Your instructions
Every line that holds the string "dead" is to be identified and copied.

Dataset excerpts
▼

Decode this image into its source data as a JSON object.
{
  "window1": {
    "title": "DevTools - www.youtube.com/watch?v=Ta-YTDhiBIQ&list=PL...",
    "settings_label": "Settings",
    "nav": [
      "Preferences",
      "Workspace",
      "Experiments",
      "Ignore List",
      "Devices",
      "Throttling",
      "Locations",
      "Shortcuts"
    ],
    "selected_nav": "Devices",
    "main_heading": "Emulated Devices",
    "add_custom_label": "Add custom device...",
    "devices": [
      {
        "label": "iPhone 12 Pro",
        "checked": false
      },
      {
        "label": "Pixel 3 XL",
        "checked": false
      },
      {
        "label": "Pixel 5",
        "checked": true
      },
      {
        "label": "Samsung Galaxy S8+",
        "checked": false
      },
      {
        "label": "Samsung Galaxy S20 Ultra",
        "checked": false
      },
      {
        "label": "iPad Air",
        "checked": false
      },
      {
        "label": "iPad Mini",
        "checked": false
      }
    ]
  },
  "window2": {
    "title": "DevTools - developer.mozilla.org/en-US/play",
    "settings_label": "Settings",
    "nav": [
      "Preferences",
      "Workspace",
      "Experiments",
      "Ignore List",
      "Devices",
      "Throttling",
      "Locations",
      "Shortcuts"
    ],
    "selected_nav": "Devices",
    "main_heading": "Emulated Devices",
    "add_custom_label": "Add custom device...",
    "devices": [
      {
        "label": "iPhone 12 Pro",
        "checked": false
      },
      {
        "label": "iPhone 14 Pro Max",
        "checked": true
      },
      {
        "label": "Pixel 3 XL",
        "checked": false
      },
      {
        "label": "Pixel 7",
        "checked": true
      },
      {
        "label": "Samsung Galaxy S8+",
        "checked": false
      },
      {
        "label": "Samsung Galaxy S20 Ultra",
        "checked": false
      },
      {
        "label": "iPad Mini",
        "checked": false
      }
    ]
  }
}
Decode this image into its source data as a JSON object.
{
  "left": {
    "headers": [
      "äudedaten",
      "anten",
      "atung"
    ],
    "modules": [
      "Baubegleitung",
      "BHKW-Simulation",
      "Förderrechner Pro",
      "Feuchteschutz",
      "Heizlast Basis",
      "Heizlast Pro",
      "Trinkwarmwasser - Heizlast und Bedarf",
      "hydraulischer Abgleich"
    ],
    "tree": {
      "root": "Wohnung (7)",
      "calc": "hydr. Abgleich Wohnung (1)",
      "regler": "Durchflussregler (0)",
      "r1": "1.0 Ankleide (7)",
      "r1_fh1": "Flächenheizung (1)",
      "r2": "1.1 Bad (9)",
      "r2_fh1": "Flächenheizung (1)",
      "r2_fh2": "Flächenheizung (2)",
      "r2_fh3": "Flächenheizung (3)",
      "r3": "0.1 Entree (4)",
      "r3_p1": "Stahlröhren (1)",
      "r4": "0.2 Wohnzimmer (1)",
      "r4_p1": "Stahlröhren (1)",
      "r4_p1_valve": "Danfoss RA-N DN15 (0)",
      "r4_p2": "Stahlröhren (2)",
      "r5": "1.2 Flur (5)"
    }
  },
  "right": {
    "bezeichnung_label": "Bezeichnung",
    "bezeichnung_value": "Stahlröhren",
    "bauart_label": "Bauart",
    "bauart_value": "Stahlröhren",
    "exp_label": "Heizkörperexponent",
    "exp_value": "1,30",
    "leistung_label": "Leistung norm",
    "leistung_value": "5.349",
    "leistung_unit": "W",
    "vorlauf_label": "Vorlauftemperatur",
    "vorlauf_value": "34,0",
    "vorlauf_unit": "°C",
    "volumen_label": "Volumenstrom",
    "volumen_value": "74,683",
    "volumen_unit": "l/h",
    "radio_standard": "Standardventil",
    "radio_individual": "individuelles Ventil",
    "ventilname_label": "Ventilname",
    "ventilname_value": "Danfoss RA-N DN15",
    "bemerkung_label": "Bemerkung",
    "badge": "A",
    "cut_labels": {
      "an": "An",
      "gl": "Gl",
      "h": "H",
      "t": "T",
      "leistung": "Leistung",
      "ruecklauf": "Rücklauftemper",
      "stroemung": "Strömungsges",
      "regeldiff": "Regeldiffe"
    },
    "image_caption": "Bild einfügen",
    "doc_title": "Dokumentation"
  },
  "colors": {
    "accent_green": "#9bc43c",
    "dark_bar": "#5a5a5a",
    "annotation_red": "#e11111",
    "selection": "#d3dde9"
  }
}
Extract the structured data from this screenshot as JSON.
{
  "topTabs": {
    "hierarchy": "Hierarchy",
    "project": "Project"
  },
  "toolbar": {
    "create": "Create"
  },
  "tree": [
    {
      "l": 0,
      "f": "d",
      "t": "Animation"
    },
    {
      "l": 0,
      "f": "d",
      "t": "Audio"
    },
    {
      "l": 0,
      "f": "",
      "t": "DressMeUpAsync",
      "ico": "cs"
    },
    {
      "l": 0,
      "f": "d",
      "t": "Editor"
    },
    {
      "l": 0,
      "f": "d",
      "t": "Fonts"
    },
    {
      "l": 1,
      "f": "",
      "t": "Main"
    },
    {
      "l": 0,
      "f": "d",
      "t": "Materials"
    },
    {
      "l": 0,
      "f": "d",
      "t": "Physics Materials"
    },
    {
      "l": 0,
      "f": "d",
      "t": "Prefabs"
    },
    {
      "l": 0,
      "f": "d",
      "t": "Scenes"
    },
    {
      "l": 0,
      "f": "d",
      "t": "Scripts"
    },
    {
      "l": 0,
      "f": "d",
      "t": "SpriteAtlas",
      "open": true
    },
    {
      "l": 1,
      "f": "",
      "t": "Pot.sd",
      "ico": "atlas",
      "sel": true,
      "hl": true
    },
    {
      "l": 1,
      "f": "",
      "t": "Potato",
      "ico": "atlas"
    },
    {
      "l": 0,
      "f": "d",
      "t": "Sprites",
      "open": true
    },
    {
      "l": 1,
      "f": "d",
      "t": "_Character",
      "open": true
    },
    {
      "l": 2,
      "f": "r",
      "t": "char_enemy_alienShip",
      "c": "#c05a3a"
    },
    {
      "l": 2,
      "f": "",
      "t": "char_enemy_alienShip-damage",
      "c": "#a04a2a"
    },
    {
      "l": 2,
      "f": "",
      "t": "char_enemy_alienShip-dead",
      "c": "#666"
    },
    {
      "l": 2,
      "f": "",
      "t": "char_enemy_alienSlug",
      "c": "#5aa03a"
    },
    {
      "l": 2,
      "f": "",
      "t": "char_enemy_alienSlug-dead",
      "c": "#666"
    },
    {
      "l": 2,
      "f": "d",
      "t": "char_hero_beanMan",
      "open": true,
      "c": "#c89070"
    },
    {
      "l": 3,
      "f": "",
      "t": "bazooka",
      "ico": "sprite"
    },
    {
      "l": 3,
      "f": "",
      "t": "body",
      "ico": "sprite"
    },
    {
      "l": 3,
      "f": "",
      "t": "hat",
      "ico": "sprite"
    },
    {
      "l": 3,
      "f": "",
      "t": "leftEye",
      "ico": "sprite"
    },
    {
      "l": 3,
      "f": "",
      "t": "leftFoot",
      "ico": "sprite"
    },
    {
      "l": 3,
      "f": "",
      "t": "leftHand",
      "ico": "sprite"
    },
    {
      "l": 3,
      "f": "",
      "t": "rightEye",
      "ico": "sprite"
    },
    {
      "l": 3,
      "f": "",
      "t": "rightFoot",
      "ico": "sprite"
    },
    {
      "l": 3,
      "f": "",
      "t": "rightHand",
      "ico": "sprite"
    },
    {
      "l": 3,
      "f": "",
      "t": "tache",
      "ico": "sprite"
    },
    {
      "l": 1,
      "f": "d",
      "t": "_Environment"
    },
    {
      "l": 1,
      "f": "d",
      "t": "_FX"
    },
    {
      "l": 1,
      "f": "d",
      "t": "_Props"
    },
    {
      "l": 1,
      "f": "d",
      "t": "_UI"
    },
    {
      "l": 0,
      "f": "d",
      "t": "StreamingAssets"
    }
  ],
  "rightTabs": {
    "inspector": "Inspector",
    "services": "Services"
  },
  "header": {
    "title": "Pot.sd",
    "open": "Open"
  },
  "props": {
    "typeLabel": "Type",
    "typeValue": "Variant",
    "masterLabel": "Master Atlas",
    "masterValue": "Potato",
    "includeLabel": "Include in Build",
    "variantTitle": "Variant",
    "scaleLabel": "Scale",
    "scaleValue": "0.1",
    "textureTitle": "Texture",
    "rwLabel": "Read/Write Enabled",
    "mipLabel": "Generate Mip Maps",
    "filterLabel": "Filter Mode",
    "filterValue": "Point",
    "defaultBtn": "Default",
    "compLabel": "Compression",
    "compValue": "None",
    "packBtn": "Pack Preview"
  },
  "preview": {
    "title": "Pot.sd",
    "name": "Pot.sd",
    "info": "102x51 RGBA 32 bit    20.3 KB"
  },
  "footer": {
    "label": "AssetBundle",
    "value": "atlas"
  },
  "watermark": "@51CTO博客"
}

▲

Solution for this exercise
      "t": "char_enemy_alienShip-dead",
      "t": "char_enemy_alienSlug-dead",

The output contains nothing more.